Given instruction: Go through the records and extract every line with the word "ylabel".

* * * * *

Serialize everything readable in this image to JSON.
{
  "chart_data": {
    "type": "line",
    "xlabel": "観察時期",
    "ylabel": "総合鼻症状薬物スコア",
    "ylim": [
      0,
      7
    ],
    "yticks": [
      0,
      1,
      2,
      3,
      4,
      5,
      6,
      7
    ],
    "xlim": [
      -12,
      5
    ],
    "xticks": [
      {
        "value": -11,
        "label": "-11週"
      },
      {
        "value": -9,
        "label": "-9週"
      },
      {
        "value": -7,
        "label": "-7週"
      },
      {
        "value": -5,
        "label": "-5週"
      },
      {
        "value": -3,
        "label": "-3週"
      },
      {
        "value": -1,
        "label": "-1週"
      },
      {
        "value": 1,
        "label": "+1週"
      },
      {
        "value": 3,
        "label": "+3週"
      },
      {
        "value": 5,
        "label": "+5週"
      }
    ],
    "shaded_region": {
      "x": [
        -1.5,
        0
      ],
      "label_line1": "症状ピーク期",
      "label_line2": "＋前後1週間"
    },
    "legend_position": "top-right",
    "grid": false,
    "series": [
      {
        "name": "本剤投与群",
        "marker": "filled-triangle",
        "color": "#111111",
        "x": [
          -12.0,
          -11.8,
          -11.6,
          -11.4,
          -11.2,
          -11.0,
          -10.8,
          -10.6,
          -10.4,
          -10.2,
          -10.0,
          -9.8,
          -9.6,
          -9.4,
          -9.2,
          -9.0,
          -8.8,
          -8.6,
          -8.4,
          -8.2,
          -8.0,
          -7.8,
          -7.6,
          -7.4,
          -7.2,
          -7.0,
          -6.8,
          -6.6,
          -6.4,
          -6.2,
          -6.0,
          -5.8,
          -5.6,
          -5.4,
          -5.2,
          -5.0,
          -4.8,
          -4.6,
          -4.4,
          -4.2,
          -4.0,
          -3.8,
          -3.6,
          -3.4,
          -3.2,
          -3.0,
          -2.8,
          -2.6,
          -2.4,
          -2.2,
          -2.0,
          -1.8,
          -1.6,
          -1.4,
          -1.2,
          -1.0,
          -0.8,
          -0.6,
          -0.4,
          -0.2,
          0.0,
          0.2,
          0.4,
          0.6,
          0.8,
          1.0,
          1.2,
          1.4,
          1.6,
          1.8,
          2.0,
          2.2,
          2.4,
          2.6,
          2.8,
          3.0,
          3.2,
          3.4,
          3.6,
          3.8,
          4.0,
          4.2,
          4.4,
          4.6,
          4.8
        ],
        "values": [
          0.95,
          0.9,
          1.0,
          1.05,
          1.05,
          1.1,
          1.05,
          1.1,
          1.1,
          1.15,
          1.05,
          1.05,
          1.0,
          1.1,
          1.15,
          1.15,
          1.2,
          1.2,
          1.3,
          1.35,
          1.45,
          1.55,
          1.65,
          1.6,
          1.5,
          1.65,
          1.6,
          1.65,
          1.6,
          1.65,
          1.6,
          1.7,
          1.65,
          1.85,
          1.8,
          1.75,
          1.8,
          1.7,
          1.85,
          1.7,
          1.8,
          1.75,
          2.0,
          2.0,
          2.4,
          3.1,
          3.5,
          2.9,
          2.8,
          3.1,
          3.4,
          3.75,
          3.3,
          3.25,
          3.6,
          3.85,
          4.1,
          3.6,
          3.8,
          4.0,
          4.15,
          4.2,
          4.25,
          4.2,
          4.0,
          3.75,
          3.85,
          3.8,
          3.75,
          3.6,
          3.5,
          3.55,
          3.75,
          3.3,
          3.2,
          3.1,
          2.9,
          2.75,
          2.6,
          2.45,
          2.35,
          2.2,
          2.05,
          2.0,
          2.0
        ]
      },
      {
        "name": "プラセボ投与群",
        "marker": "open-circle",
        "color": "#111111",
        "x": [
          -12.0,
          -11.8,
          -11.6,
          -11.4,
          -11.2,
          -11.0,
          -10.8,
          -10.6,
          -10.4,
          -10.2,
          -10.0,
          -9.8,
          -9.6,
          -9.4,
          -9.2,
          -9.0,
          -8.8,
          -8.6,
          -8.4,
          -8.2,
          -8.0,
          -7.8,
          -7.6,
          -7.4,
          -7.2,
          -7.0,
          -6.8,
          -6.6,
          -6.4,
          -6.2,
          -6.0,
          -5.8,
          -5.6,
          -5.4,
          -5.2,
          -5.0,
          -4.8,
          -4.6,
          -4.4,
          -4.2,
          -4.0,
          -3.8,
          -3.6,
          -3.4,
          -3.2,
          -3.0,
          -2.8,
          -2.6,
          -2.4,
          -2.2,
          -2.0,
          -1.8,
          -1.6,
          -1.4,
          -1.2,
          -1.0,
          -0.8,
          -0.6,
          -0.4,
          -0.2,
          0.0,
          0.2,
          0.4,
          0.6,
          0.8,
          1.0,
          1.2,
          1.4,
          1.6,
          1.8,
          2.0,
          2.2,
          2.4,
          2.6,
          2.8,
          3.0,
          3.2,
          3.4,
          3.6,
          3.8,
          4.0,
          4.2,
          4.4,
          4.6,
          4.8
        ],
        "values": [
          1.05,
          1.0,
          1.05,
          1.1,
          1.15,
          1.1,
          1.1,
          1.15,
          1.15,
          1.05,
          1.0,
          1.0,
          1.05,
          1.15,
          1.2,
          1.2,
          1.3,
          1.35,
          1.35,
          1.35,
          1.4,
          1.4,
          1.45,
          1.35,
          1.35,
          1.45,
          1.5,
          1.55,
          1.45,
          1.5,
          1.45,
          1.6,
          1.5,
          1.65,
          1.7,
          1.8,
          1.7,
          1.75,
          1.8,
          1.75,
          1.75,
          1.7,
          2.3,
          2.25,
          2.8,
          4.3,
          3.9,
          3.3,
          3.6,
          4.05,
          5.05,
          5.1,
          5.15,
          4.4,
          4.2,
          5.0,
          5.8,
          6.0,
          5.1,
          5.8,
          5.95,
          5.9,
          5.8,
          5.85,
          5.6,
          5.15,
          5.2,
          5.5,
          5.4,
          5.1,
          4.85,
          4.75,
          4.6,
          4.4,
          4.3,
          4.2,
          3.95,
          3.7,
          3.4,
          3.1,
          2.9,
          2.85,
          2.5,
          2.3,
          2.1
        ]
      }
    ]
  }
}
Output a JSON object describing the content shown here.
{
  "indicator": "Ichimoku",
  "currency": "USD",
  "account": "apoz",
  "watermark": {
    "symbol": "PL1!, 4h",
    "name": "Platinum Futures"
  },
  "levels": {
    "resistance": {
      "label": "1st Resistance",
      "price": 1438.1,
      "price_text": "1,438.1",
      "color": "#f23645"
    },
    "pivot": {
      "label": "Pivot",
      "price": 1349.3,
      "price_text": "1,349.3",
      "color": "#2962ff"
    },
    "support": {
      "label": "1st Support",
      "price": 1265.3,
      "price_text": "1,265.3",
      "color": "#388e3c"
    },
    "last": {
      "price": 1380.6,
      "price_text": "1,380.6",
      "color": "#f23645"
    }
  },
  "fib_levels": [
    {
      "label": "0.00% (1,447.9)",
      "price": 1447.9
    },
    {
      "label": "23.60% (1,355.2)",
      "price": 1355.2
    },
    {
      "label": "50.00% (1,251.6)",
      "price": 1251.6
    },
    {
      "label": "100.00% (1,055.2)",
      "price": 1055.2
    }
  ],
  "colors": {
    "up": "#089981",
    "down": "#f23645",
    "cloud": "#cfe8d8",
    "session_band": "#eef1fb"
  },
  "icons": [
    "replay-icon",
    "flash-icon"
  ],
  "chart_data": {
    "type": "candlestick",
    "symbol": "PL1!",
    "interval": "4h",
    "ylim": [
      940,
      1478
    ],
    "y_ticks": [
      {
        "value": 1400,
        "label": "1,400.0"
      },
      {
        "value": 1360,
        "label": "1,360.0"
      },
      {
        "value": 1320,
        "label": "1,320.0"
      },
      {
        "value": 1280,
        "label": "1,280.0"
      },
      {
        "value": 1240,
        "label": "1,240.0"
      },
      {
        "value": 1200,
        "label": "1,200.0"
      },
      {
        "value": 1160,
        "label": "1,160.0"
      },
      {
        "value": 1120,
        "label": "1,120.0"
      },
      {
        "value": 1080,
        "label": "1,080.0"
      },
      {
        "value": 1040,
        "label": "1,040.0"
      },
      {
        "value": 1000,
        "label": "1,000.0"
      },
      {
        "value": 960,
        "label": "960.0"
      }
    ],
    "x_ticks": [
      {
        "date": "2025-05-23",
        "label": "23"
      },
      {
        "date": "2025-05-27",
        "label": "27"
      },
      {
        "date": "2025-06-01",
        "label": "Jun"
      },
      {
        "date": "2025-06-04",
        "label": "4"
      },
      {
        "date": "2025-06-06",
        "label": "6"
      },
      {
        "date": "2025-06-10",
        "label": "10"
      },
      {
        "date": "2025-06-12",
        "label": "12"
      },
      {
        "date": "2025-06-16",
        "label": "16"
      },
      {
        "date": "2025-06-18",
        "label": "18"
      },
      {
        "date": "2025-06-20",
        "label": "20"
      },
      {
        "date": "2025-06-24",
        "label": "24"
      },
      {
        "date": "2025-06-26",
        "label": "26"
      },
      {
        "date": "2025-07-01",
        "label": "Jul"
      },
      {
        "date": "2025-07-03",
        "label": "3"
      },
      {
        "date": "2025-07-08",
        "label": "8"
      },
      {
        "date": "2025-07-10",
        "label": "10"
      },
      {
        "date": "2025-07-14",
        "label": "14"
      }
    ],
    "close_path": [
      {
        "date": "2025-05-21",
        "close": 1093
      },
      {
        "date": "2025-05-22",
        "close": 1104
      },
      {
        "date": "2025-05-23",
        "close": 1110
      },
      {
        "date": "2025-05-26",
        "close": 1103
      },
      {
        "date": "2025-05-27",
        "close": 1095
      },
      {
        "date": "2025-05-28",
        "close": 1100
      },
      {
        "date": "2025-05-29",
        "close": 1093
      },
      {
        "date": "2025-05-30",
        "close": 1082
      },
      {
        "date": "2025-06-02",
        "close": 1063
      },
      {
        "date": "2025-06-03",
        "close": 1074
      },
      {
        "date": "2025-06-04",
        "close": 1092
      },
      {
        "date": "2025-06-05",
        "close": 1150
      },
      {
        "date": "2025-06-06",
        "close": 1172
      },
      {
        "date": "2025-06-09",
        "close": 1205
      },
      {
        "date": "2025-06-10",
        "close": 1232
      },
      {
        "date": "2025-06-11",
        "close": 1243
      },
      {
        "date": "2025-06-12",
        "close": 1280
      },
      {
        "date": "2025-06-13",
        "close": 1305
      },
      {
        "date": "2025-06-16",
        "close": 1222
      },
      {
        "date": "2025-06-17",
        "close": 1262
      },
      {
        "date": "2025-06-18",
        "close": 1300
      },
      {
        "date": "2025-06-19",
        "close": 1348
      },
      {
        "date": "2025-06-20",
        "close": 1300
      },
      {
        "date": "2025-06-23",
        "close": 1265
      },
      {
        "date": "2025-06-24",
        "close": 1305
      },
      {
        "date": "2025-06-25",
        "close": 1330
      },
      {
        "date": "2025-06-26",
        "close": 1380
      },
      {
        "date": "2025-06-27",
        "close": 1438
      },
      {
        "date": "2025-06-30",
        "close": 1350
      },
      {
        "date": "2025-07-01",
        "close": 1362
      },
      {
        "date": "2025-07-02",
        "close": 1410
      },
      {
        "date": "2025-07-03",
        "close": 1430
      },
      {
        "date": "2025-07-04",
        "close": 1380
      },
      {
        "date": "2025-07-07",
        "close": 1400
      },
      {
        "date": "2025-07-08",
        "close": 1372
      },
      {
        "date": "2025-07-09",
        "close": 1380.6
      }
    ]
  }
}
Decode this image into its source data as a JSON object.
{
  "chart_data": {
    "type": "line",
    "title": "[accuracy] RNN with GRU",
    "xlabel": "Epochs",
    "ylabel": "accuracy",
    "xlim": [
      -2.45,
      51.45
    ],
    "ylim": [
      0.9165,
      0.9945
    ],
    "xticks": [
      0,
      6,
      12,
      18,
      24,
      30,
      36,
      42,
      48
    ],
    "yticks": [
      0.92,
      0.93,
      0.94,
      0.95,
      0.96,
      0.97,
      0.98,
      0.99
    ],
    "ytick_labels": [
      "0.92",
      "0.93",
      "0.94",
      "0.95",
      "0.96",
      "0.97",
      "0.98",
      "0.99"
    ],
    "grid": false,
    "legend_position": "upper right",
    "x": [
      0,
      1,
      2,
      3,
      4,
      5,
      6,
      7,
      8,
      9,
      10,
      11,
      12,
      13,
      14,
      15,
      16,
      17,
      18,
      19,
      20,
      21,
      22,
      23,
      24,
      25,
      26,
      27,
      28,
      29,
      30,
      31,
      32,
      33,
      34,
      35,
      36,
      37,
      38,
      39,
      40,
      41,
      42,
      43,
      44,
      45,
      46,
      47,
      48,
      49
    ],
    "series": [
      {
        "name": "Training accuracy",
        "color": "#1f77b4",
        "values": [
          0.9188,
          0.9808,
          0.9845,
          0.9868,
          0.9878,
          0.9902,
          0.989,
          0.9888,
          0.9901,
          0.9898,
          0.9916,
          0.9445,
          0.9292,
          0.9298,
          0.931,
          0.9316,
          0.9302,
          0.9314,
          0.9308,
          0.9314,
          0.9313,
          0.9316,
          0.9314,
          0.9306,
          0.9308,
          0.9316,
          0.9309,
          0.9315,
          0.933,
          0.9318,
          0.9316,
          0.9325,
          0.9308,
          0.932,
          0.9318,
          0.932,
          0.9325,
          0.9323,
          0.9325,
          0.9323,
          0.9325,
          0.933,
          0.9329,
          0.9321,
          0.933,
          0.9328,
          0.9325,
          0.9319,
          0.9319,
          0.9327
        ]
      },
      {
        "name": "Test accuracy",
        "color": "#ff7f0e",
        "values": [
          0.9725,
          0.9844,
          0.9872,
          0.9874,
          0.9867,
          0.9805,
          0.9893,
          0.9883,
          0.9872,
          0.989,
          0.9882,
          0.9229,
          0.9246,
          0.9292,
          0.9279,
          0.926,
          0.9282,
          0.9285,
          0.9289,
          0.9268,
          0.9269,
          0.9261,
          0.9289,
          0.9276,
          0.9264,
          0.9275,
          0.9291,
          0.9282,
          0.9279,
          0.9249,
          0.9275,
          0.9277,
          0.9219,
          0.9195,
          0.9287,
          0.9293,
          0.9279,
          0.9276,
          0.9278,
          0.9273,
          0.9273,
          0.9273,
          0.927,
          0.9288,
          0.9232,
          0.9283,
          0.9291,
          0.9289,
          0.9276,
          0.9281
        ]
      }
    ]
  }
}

* * * * *

Result for this exercise:
    "ylabel": "総合鼻症状薬物スコア",
    "ylabel": "accuracy",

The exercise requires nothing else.